Records from a collection of figures:
= = = = = = =

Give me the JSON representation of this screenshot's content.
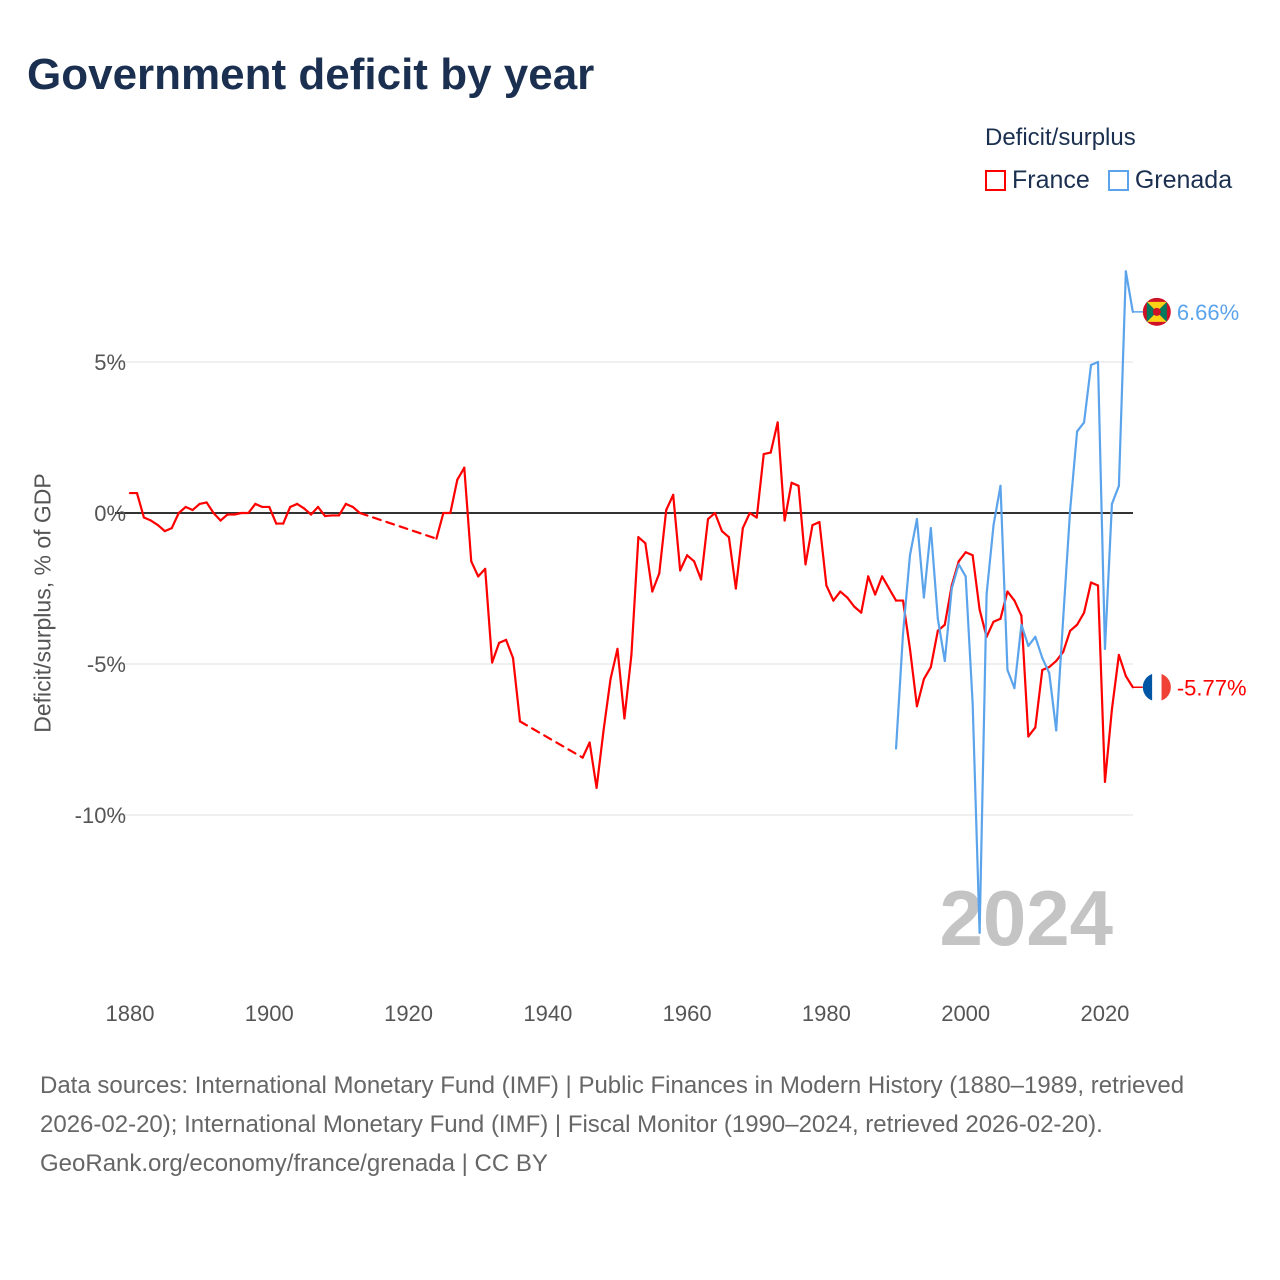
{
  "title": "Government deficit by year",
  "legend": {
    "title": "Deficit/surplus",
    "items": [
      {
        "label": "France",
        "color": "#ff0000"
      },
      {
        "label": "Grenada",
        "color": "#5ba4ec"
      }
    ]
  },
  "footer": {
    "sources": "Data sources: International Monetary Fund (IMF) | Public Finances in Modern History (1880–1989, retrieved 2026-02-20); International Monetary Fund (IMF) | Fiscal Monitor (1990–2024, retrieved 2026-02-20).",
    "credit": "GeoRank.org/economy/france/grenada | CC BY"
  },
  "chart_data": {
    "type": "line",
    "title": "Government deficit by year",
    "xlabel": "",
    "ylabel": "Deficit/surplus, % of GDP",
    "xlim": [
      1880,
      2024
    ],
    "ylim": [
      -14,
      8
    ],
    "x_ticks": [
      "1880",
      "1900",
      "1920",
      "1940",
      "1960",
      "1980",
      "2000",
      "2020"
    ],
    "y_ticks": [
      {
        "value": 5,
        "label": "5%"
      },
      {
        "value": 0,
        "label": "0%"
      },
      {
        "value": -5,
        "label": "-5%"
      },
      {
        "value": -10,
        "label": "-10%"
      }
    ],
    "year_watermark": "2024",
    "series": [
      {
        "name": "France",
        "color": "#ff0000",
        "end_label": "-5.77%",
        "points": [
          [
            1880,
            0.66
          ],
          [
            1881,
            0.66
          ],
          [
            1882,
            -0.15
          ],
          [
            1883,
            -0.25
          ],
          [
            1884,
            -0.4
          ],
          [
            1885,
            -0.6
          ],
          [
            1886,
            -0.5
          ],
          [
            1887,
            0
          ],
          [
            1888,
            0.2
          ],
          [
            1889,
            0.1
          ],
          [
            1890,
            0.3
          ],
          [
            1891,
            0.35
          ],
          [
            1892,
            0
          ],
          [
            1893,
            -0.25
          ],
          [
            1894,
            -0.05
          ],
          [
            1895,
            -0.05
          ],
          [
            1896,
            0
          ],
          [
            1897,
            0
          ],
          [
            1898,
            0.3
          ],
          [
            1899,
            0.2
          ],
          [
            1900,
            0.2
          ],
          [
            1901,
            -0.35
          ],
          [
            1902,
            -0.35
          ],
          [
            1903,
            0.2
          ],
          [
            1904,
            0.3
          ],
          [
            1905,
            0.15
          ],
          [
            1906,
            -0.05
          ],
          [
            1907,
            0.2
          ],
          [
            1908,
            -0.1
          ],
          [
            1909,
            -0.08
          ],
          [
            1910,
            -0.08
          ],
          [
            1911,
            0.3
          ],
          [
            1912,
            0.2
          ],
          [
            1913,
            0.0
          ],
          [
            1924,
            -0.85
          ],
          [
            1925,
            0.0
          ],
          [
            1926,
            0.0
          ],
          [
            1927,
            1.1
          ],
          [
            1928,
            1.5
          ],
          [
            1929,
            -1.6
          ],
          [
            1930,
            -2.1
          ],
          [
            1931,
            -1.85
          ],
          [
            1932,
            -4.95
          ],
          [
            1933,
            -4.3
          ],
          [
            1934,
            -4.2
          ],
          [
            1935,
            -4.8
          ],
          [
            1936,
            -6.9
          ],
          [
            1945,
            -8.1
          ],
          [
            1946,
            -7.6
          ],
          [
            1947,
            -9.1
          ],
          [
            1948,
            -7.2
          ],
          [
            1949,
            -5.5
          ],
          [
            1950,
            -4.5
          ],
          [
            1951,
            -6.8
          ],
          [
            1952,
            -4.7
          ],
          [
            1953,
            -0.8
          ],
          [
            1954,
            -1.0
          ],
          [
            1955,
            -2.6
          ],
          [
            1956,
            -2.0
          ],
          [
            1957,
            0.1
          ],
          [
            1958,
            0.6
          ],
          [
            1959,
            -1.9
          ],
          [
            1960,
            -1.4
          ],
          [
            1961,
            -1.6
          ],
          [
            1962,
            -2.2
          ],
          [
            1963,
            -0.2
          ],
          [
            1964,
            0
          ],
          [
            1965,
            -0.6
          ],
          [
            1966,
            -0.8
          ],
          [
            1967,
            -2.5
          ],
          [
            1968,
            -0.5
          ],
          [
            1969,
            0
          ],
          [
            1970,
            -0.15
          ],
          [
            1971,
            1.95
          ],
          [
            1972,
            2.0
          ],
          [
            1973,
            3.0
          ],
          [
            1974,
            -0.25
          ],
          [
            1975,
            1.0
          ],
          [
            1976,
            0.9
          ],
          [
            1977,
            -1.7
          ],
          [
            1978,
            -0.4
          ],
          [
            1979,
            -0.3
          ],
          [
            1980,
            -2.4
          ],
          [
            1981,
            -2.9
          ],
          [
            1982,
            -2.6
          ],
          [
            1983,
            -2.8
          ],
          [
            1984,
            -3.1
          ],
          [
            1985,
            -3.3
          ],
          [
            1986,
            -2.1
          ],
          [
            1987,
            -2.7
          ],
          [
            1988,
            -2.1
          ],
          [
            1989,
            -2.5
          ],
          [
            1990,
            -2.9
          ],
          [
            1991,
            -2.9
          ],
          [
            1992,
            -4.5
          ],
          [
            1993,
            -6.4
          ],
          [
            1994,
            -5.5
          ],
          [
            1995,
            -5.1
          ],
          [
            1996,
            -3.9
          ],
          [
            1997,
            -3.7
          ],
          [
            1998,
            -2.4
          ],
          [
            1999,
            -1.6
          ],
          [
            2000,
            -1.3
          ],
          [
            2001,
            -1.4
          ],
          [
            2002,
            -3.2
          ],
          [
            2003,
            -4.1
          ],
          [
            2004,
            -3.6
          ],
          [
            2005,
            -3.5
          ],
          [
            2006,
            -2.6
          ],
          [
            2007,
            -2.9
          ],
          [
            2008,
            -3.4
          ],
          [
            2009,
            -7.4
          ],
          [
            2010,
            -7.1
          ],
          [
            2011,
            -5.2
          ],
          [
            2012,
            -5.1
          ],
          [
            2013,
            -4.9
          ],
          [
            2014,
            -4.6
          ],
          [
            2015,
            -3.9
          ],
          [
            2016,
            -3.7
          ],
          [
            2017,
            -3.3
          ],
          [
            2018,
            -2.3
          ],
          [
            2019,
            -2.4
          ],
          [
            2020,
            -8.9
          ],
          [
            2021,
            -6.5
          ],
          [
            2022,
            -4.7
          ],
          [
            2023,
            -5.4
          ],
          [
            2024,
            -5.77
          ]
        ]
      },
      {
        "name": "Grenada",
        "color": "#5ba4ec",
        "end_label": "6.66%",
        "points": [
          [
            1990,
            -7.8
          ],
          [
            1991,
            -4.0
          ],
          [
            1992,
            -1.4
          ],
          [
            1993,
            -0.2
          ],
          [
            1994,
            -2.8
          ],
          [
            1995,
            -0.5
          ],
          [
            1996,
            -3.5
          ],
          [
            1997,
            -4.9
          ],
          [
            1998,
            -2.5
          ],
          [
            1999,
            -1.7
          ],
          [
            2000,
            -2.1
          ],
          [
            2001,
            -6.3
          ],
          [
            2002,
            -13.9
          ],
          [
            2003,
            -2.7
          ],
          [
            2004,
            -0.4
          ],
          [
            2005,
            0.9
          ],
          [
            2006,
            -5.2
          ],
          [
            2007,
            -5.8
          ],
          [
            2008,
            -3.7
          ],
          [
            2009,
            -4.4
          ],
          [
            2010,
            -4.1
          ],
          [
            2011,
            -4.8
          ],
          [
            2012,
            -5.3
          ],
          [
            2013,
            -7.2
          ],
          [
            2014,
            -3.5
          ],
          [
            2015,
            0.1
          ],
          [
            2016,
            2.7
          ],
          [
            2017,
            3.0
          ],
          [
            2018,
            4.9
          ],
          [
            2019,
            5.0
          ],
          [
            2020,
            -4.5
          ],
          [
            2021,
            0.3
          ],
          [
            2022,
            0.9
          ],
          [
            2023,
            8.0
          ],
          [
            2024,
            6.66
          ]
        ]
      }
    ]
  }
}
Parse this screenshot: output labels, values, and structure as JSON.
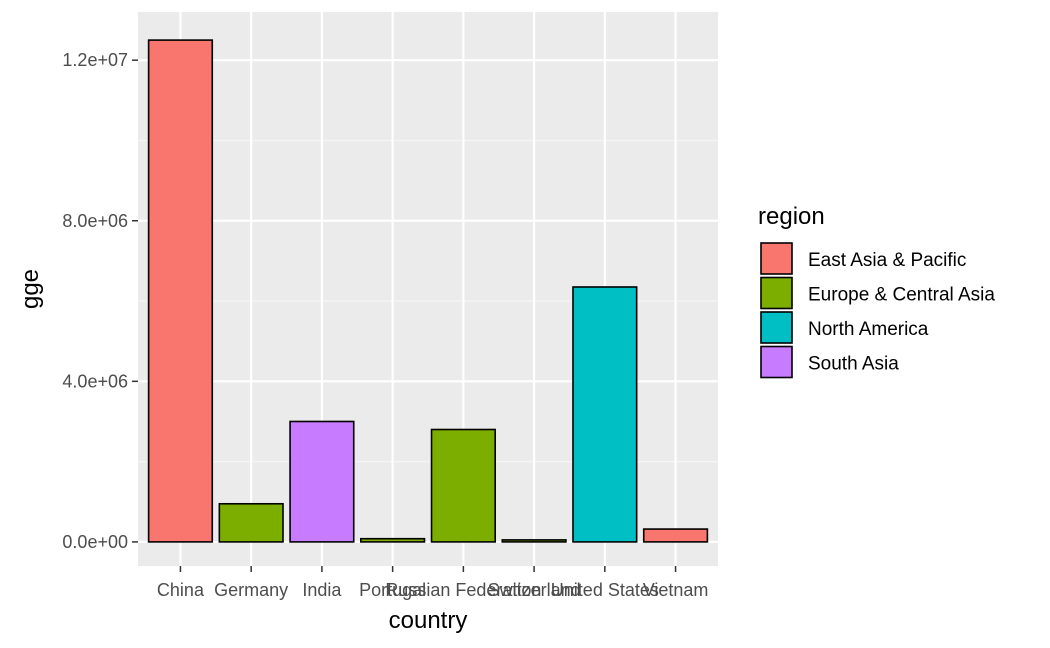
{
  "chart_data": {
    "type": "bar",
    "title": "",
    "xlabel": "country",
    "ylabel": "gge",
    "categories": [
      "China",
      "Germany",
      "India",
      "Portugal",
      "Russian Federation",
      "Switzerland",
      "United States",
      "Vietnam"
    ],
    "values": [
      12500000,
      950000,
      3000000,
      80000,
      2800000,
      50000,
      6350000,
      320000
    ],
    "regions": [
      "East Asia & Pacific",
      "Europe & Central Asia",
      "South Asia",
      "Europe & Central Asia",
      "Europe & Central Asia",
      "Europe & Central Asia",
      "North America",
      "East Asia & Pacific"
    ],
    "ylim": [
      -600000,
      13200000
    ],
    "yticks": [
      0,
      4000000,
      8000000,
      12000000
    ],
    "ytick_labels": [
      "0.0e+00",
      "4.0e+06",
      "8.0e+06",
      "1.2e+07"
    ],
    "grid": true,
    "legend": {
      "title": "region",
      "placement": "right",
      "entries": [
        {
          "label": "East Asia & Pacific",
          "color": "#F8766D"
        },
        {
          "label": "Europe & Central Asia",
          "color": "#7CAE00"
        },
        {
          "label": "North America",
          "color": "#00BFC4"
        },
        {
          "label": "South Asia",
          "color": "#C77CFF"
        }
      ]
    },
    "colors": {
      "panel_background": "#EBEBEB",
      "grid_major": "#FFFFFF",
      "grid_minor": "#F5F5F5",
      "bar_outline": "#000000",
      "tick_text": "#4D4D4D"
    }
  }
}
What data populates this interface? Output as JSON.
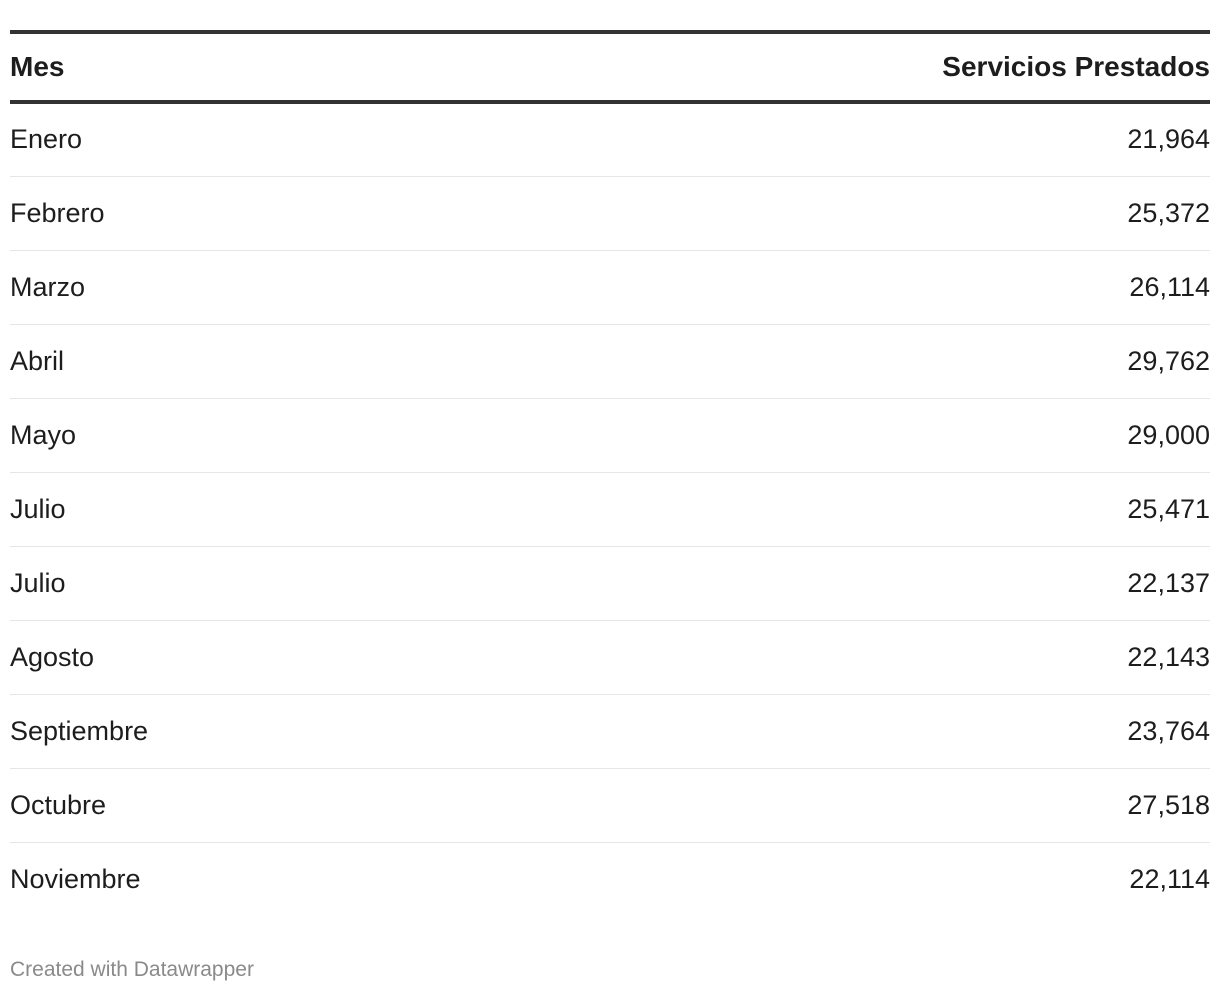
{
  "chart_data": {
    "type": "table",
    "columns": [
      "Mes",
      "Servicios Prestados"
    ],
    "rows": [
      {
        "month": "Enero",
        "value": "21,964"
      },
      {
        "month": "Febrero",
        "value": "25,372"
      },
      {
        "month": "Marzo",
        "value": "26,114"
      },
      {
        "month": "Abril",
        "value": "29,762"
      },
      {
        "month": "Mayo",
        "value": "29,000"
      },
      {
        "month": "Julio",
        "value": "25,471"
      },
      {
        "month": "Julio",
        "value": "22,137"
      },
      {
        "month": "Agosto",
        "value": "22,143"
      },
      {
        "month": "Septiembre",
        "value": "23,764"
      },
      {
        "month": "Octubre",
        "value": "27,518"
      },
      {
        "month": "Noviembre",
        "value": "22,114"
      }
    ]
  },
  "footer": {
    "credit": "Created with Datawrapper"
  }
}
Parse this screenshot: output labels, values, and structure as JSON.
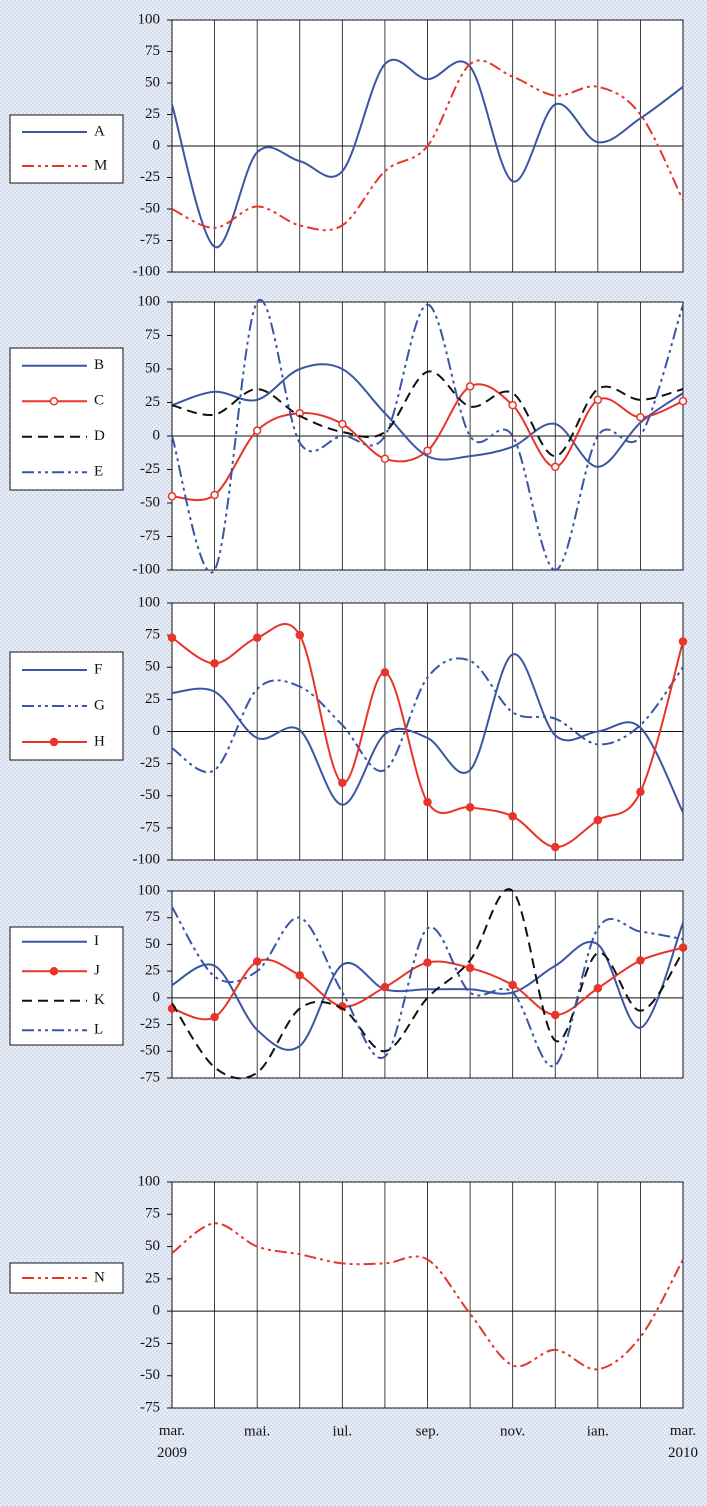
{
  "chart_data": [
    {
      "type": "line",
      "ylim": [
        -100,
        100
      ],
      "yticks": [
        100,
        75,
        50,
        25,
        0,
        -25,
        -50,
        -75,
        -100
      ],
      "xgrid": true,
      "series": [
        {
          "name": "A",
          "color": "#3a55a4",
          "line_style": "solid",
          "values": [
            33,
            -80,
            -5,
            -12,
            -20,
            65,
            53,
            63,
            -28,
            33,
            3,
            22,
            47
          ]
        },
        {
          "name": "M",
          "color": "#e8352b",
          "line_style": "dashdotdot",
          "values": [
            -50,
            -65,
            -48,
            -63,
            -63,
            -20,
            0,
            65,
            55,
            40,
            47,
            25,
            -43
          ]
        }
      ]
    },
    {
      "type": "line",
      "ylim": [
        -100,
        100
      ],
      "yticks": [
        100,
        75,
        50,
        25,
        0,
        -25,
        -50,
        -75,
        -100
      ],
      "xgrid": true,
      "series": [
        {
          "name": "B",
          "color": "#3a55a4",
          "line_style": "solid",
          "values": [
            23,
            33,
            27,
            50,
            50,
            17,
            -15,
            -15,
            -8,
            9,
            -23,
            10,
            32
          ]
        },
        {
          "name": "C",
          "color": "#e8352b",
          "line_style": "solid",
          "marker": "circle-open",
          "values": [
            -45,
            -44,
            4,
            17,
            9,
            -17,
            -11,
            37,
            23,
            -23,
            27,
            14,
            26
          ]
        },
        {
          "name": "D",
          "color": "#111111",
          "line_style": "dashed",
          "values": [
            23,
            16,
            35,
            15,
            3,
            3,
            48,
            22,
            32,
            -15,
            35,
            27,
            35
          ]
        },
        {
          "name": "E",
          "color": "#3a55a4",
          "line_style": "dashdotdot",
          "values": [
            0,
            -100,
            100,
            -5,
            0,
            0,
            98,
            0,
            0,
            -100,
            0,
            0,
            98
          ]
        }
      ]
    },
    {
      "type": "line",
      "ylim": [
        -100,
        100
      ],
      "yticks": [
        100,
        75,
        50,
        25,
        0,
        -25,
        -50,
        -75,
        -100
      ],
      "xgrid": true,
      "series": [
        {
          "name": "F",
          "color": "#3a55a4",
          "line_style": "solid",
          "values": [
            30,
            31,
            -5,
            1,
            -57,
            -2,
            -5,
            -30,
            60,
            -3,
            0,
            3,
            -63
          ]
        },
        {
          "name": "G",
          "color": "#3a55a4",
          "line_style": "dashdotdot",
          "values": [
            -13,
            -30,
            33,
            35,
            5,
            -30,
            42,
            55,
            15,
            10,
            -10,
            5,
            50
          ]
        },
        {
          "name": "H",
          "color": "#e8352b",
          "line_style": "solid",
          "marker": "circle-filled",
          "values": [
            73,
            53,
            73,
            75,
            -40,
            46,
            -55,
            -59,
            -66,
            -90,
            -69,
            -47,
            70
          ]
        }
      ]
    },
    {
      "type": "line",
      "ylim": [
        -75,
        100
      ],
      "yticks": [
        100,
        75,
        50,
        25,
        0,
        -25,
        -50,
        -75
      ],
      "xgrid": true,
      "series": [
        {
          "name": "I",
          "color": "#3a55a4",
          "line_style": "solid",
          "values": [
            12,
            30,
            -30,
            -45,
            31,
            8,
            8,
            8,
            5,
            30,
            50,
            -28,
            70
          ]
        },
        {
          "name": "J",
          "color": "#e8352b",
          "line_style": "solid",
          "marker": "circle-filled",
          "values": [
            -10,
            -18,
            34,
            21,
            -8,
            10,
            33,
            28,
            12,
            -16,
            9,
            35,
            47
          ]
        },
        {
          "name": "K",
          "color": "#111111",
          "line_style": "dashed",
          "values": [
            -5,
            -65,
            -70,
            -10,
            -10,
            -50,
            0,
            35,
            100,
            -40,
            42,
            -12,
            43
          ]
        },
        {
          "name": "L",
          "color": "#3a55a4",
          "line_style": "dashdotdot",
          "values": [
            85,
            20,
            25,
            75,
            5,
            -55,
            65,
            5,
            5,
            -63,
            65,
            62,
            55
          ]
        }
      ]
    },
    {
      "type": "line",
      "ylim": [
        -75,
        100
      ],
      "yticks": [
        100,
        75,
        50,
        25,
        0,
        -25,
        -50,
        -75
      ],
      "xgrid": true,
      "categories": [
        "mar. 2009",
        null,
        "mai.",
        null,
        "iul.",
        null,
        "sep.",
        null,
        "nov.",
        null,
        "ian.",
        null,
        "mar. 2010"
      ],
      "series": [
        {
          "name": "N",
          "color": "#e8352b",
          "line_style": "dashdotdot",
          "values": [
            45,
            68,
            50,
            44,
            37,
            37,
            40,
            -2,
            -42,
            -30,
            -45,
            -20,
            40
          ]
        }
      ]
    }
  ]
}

= = = = = = =

**TASK BRIEF:**
Copy each line of the data above that holds "month".

**EXERCISE RESPONSE:**
        "month": "Enero",
        "month": "Febrero",
        "month": "Marzo",
        "month": "Abril",
        "month": "Mayo",
        "month": "Julio",
        "month": "Julio",
        "month": "Agosto",
        "month": "Septiembre",
        "month": "Octubre",
        "month": "Noviembre",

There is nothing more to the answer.